**MATERIAL TO PROCESS**.

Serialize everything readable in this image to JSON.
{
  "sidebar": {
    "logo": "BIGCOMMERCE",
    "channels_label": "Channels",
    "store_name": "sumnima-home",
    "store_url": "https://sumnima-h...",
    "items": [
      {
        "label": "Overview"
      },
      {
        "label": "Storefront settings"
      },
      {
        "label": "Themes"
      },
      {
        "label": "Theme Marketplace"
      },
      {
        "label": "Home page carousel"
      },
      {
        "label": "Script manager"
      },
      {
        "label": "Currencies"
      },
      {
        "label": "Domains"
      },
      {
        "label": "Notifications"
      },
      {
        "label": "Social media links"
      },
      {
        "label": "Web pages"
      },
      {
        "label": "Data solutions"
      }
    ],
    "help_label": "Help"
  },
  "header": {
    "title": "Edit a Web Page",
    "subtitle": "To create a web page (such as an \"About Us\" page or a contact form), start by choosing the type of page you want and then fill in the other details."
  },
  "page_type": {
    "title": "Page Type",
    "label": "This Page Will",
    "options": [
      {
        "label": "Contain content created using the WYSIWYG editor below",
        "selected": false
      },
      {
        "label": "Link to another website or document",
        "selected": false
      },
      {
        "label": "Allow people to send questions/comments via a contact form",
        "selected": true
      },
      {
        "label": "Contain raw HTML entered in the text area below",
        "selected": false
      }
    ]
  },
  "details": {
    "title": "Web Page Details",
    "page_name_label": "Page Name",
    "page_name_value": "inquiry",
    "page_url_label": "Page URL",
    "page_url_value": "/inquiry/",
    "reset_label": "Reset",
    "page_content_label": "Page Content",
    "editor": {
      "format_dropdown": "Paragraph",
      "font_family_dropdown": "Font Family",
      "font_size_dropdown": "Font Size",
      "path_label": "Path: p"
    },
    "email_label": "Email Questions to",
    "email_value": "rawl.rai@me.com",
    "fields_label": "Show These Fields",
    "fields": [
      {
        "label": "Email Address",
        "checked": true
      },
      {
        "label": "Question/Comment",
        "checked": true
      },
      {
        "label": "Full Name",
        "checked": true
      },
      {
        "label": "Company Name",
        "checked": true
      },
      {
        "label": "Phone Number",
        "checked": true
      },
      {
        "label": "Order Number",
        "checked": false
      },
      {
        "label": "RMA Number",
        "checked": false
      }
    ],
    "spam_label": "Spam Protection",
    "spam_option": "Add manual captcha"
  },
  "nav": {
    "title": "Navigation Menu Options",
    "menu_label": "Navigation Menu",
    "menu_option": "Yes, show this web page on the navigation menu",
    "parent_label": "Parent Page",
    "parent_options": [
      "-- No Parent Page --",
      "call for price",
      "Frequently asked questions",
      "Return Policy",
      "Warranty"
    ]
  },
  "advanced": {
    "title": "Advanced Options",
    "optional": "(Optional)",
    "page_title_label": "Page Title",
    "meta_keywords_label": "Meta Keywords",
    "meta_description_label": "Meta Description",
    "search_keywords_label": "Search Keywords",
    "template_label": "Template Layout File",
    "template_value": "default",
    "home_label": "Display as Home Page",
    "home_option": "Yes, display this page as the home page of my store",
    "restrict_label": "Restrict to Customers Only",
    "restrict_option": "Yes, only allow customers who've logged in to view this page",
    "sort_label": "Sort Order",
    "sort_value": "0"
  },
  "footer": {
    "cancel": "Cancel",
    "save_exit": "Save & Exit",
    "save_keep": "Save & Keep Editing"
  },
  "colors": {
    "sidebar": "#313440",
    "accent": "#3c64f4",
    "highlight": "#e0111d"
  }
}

---

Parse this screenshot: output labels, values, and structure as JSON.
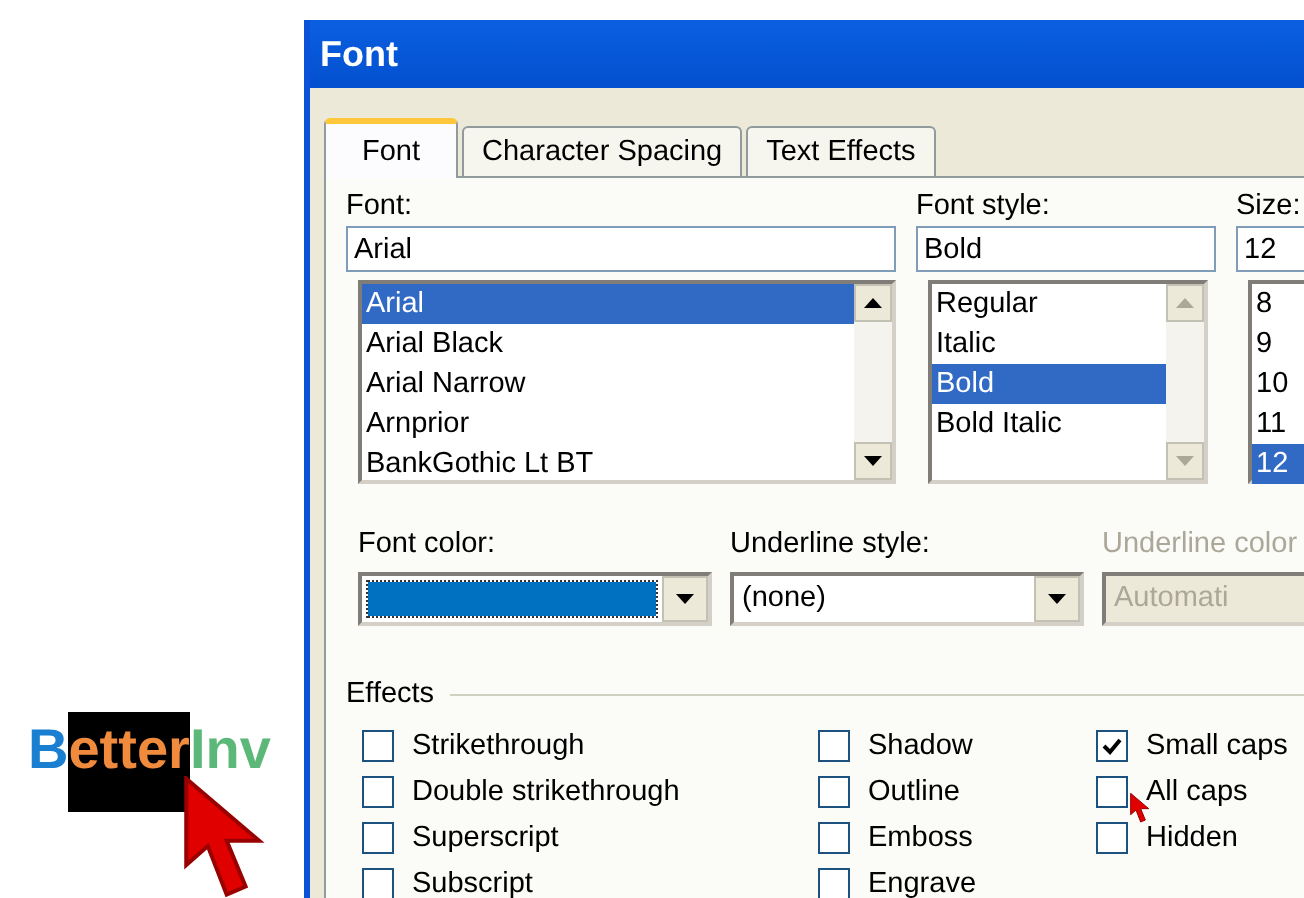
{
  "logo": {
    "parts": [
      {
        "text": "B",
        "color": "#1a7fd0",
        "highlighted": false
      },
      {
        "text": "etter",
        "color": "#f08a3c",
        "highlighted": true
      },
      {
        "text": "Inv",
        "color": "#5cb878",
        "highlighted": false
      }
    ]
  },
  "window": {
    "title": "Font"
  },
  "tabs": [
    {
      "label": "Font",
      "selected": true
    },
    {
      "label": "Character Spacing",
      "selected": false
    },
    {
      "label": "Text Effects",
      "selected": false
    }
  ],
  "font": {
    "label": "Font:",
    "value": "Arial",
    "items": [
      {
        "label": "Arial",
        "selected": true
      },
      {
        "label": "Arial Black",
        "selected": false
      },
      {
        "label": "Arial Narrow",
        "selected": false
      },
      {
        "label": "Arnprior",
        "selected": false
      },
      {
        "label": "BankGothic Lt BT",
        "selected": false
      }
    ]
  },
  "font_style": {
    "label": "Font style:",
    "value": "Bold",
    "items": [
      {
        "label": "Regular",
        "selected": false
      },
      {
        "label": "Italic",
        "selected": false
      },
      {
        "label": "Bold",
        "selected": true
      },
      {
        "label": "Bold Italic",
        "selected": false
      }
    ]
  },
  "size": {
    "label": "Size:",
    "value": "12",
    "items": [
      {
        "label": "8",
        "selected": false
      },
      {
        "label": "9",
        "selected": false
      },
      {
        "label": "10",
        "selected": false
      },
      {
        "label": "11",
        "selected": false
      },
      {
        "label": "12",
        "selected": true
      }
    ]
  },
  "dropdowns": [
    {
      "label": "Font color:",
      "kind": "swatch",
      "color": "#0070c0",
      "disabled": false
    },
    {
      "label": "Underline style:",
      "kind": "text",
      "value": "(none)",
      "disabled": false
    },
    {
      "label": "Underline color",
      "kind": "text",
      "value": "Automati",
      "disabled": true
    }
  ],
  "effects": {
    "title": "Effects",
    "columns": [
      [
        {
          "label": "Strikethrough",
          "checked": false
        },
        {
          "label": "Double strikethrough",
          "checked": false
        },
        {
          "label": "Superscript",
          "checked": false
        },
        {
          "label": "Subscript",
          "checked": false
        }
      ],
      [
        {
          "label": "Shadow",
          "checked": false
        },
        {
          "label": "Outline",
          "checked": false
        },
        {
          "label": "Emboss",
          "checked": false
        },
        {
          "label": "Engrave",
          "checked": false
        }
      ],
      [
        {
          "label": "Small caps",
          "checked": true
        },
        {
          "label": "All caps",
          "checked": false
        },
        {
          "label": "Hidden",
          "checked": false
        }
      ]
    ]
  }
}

**WHAT YOU WILL DO**.
Extract every line containing the string "JSON" from the material.

**SOLUTION BELOW**.
Serialize everything readable in this image to JSON.
Parse this screenshot: output labels, values, and structure as JSON.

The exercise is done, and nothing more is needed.